TASK INSTRUCTIONS | Leave out the pictures and restate the rest of the data exactly.

GIVEN RECORDS |
+ + +
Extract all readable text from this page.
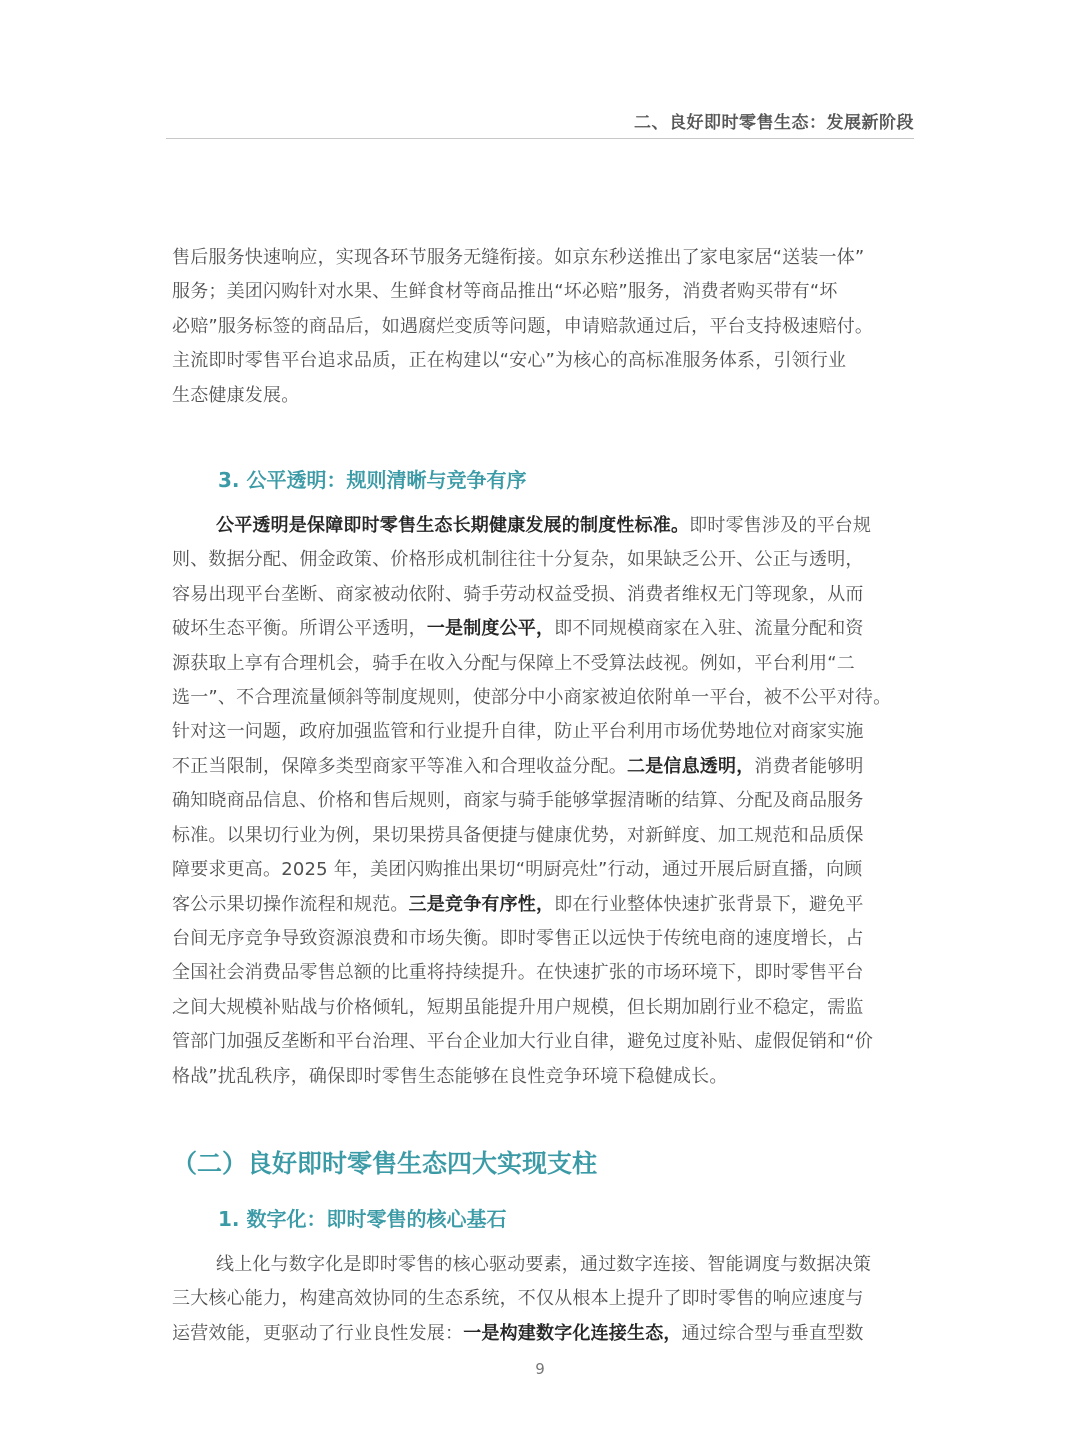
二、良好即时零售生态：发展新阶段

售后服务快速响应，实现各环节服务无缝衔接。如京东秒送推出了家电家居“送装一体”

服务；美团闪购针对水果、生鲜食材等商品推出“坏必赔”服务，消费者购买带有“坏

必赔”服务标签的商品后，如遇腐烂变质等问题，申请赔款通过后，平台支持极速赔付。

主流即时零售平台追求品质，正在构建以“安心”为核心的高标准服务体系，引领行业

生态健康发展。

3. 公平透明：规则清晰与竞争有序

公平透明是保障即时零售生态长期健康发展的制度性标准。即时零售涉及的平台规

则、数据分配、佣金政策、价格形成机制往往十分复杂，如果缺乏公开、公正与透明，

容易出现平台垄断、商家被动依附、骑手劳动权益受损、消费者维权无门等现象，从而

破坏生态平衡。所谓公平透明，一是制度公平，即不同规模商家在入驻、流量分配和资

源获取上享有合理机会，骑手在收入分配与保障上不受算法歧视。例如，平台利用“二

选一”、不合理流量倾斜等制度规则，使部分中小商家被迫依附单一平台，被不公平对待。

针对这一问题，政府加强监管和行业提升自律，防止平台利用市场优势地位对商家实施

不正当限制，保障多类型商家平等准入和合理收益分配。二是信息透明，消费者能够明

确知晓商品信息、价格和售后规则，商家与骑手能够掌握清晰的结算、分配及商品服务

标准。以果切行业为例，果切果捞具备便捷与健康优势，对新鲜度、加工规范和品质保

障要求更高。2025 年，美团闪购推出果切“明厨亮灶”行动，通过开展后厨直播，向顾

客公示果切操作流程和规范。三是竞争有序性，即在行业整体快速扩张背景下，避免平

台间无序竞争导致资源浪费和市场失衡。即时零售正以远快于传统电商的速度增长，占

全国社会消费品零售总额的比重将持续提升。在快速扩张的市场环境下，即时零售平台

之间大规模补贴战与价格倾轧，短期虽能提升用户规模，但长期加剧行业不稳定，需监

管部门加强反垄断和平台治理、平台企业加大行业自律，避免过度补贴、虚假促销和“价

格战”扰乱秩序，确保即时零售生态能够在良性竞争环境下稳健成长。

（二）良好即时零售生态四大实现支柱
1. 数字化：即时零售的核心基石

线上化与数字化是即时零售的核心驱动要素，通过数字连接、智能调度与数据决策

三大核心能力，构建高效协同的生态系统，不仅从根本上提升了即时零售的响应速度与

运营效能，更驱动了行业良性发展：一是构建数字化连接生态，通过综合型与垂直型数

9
+ + +
COMPLETED TASK |
Extract all readable text from this page.
二、良好即时零售生态：发展新阶段

售后服务快速响应，实现各环节服务无缝衔接。如京东秒送推出了家电家居“送装一体”

服务；美团闪购针对水果、生鲜食材等商品推出“坏必赔”服务，消费者购买带有“坏

必赔”服务标签的商品后，如遇腐烂变质等问题，申请赔款通过后，平台支持极速赔付。

主流即时零售平台追求品质，正在构建以“安心”为核心的高标准服务体系，引领行业

生态健康发展。

3. 公平透明：规则清晰与竞争有序

公平透明是保障即时零售生态长期健康发展的制度性标准。即时零售涉及的平台规

则、数据分配、佣金政策、价格形成机制往往十分复杂，如果缺乏公开、公正与透明，

容易出现平台垄断、商家被动依附、骑手劳动权益受损、消费者维权无门等现象，从而

破坏生态平衡。所谓公平透明，一是制度公平，即不同规模商家在入驻、流量分配和资

源获取上享有合理机会，骑手在收入分配与保障上不受算法歧视。例如，平台利用“二

选一”、不合理流量倾斜等制度规则，使部分中小商家被迫依附单一平台，被不公平对待。

针对这一问题，政府加强监管和行业提升自律，防止平台利用市场优势地位对商家实施

不正当限制，保障多类型商家平等准入和合理收益分配。二是信息透明，消费者能够明

确知晓商品信息、价格和售后规则，商家与骑手能够掌握清晰的结算、分配及商品服务

标准。以果切行业为例，果切果捞具备便捷与健康优势，对新鲜度、加工规范和品质保

障要求更高。2025 年，美团闪购推出果切“明厨亮灶”行动，通过开展后厨直播，向顾

客公示果切操作流程和规范。三是竞争有序性，即在行业整体快速扩张背景下，避免平

台间无序竞争导致资源浪费和市场失衡。即时零售正以远快于传统电商的速度增长，占

全国社会消费品零售总额的比重将持续提升。在快速扩张的市场环境下，即时零售平台

之间大规模补贴战与价格倾轧，短期虽能提升用户规模，但长期加剧行业不稳定，需监

管部门加强反垄断和平台治理、平台企业加大行业自律，避免过度补贴、虚假促销和“价

格战”扰乱秩序，确保即时零售生态能够在良性竞争环境下稳健成长。

（二）良好即时零售生态四大实现支柱
1. 数字化：即时零售的核心基石

线上化与数字化是即时零售的核心驱动要素，通过数字连接、智能调度与数据决策

三大核心能力，构建高效协同的生态系统，不仅从根本上提升了即时零售的响应速度与

运营效能，更驱动了行业良性发展：一是构建数字化连接生态，通过综合型与垂直型数

9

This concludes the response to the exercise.